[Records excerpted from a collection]
------------------------------

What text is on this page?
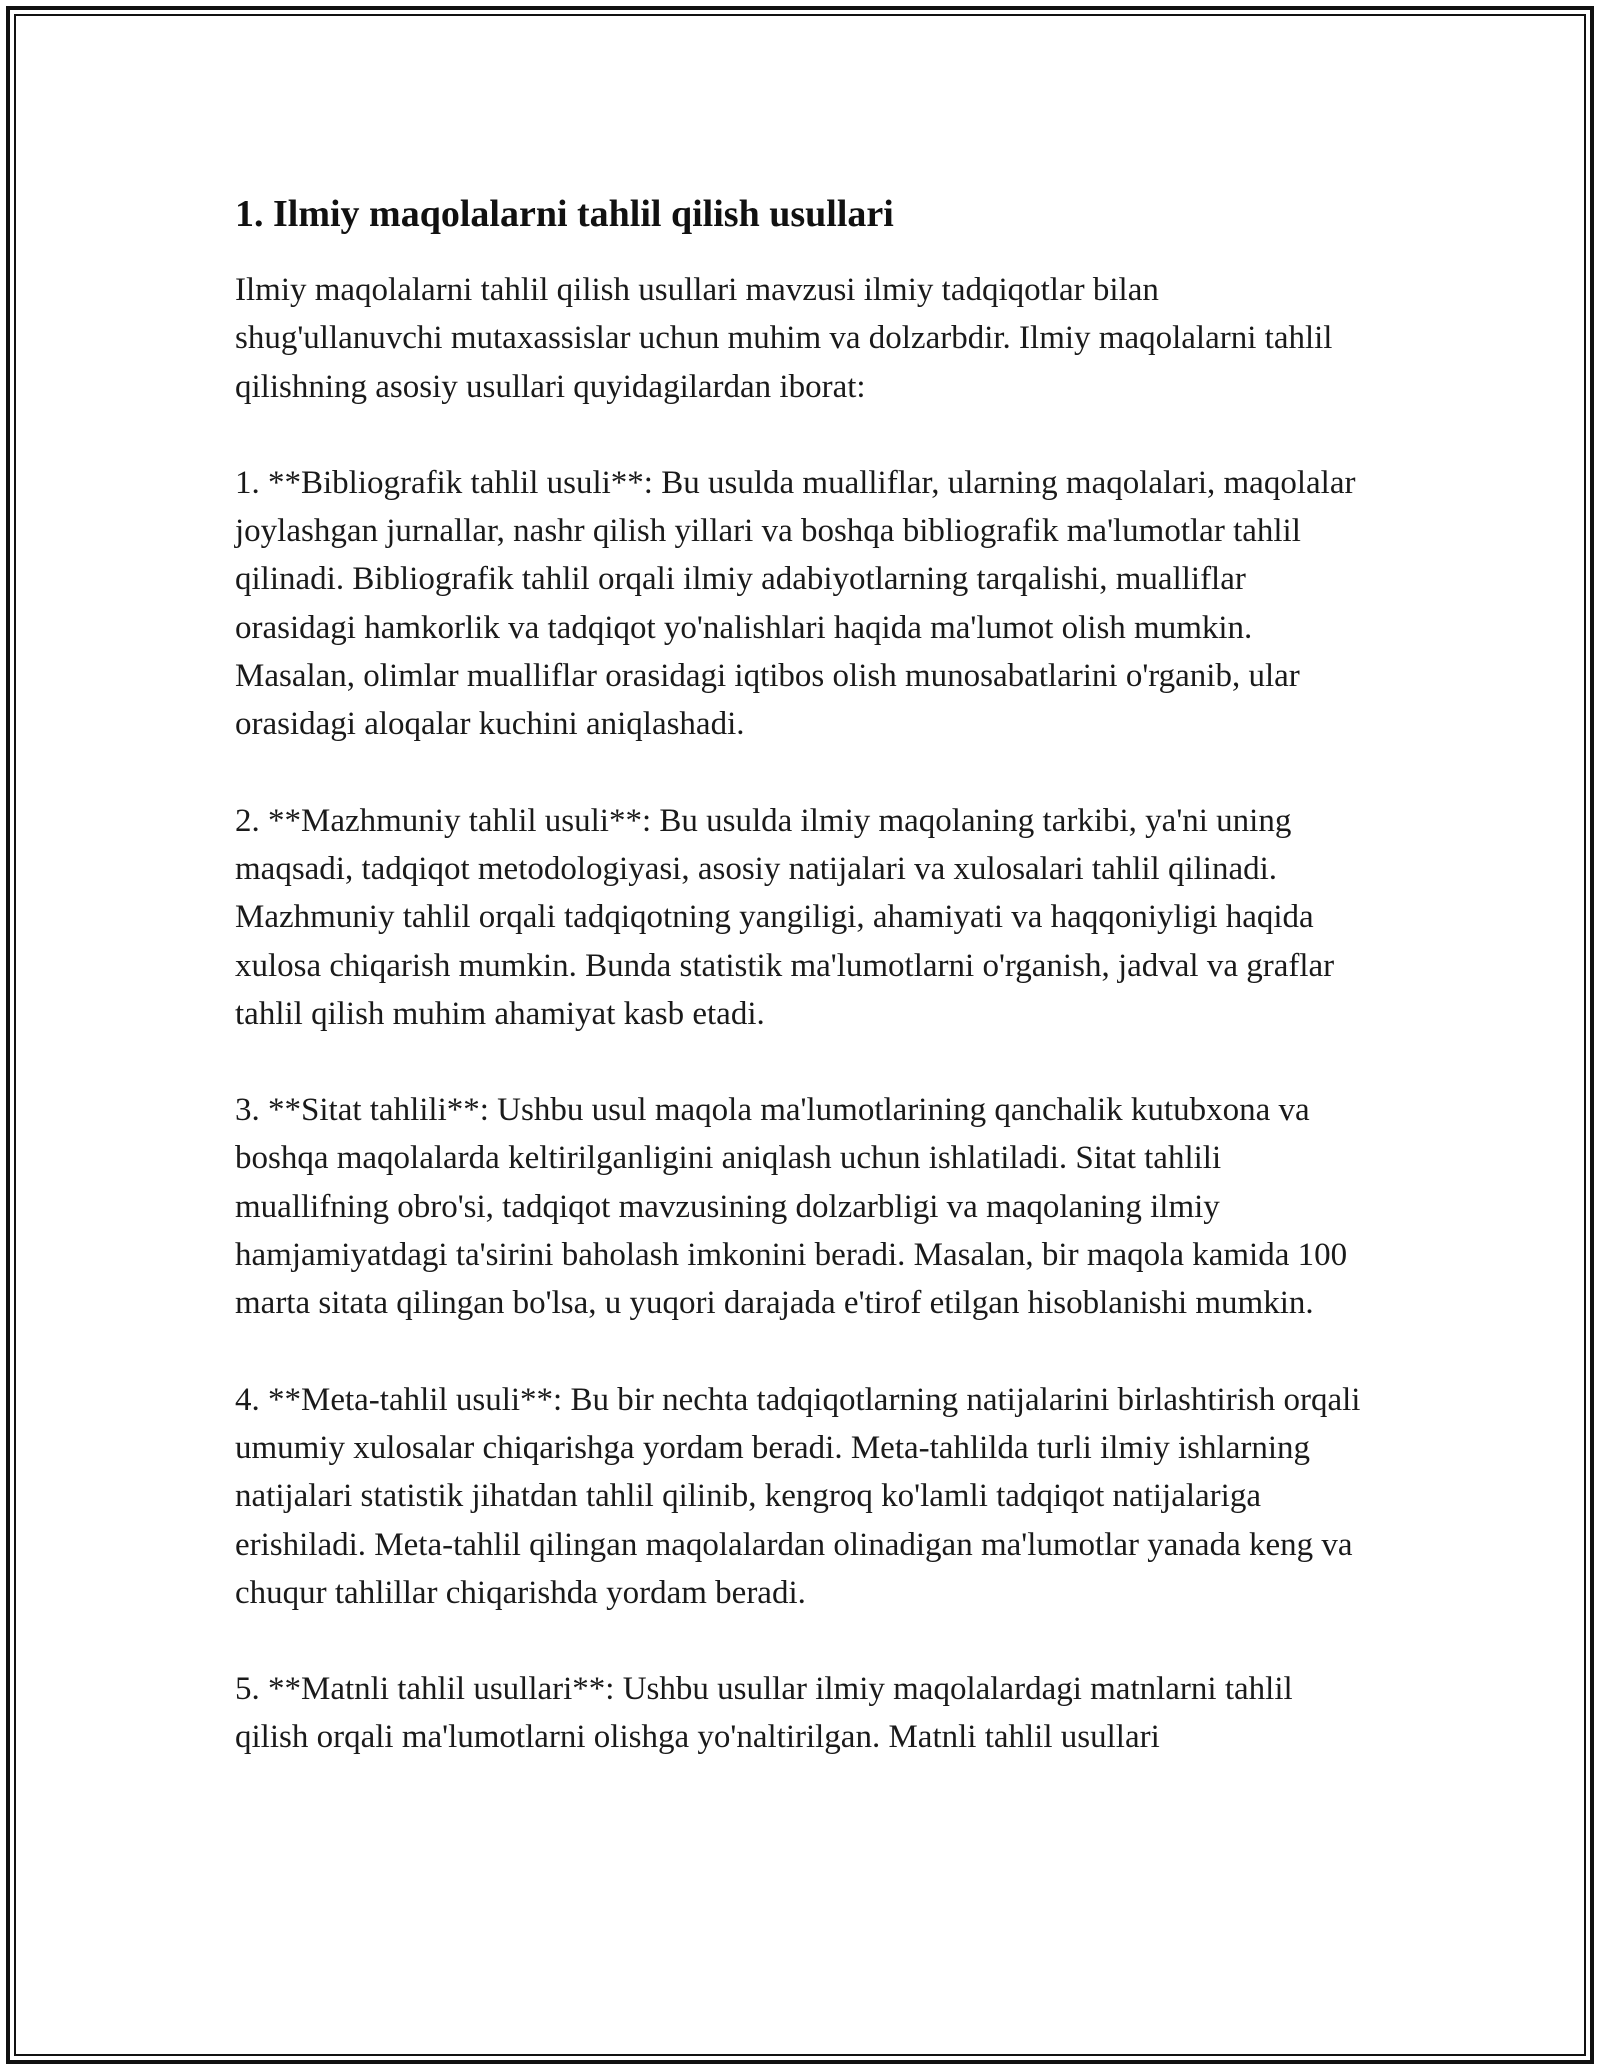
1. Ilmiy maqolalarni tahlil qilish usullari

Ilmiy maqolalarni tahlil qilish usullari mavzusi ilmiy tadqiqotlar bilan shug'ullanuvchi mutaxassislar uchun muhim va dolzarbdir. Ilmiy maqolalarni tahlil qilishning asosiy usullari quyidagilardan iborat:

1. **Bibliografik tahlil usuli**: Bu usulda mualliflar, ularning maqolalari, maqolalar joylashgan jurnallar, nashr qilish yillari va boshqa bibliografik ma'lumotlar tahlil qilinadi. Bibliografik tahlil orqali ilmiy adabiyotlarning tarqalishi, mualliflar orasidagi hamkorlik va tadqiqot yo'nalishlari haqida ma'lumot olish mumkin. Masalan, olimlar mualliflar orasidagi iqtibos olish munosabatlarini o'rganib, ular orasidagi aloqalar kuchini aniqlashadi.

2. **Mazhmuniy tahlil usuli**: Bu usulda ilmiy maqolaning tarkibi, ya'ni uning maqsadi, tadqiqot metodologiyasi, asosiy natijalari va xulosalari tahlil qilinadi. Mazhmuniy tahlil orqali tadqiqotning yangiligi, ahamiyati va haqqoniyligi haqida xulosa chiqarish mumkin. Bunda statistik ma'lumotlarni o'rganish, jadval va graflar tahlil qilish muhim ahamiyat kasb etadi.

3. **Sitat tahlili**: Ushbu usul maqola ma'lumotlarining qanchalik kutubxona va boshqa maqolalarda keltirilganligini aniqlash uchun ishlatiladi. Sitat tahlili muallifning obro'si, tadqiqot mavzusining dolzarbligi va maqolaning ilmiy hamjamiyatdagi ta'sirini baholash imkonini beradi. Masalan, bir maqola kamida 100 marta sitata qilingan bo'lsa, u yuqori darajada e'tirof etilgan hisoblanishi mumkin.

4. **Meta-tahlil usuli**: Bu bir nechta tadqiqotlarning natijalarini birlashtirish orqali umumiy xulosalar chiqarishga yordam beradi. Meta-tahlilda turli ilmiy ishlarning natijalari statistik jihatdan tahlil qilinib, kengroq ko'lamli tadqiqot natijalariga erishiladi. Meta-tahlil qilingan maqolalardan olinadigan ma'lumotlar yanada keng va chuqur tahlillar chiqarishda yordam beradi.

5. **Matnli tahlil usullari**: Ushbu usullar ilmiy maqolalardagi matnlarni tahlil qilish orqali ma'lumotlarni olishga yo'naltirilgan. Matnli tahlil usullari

------------------------------

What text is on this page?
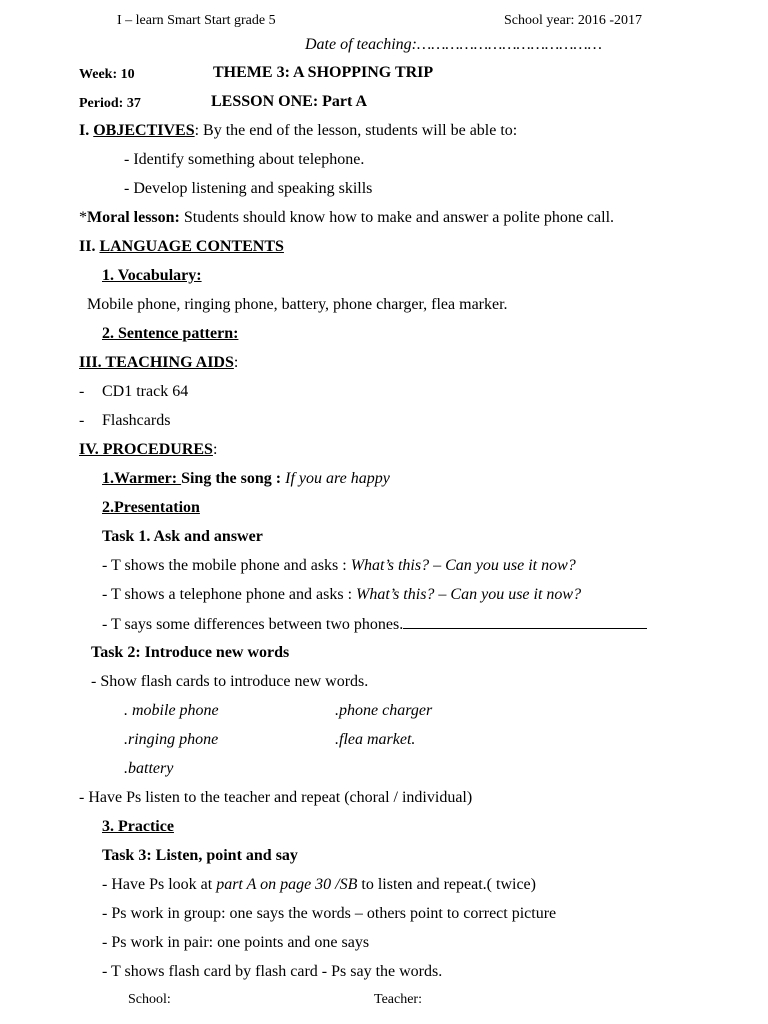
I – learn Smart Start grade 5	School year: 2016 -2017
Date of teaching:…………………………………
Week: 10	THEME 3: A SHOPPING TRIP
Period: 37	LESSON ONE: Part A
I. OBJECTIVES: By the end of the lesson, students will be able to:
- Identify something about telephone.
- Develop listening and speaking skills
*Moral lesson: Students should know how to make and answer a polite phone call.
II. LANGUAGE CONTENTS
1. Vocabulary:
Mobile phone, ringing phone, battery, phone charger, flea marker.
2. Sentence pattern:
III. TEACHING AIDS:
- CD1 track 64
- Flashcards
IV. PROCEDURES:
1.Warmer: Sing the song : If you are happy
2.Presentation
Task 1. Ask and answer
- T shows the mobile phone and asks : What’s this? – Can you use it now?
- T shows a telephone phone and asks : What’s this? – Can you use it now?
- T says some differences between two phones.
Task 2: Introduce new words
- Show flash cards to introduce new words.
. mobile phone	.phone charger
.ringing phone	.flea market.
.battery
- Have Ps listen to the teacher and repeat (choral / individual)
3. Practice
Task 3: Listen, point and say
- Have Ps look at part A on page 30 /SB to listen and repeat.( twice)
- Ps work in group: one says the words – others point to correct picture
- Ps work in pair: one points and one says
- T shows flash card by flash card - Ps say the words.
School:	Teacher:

------------------------------

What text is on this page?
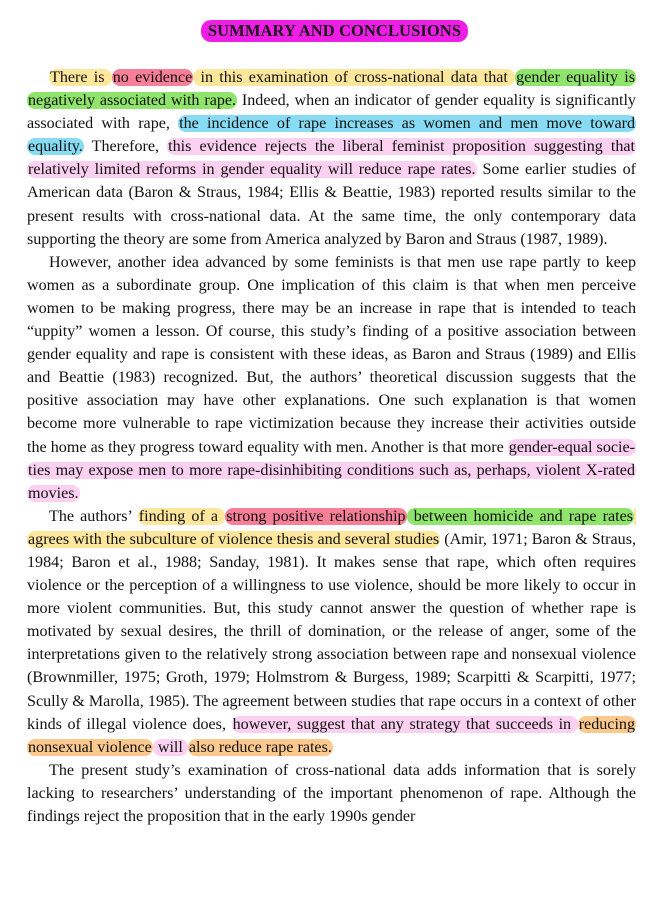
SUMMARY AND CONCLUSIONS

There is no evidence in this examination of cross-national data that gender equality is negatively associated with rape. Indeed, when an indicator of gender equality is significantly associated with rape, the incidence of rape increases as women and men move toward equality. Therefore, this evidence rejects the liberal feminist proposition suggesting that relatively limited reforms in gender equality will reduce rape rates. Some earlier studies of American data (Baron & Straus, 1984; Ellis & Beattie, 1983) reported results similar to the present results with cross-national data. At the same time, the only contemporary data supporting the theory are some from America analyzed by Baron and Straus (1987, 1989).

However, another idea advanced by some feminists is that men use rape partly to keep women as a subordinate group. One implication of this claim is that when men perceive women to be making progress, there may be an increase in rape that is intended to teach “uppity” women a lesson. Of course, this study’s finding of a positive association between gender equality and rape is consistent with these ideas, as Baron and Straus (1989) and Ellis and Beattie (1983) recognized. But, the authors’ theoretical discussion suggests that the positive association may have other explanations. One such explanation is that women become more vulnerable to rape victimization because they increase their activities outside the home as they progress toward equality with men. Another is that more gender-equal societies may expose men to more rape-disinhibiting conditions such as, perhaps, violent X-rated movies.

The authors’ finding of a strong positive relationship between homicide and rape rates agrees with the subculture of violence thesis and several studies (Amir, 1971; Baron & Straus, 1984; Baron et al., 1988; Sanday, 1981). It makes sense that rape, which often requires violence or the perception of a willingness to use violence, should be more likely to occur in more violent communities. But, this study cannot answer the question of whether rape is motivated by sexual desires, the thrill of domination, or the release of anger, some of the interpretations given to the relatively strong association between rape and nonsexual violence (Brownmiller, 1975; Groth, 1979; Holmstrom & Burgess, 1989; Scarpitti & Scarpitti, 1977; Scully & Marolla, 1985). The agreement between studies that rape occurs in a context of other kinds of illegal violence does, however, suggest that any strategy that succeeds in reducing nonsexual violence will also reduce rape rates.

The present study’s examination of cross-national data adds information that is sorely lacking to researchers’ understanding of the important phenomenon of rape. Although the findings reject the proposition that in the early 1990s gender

------------------------------

**REQUIREMENTS:**
Review the material and copy each line in which the word "shows" appears.

**SOLUTION TO THIS EXERCISE:**
- T shows the mobile phone and asks : What’s this? – Can you use it now?
- T shows a telephone phone and asks : What’s this? – Can you use it now?
- T shows flash card by flash card - Ps say the words.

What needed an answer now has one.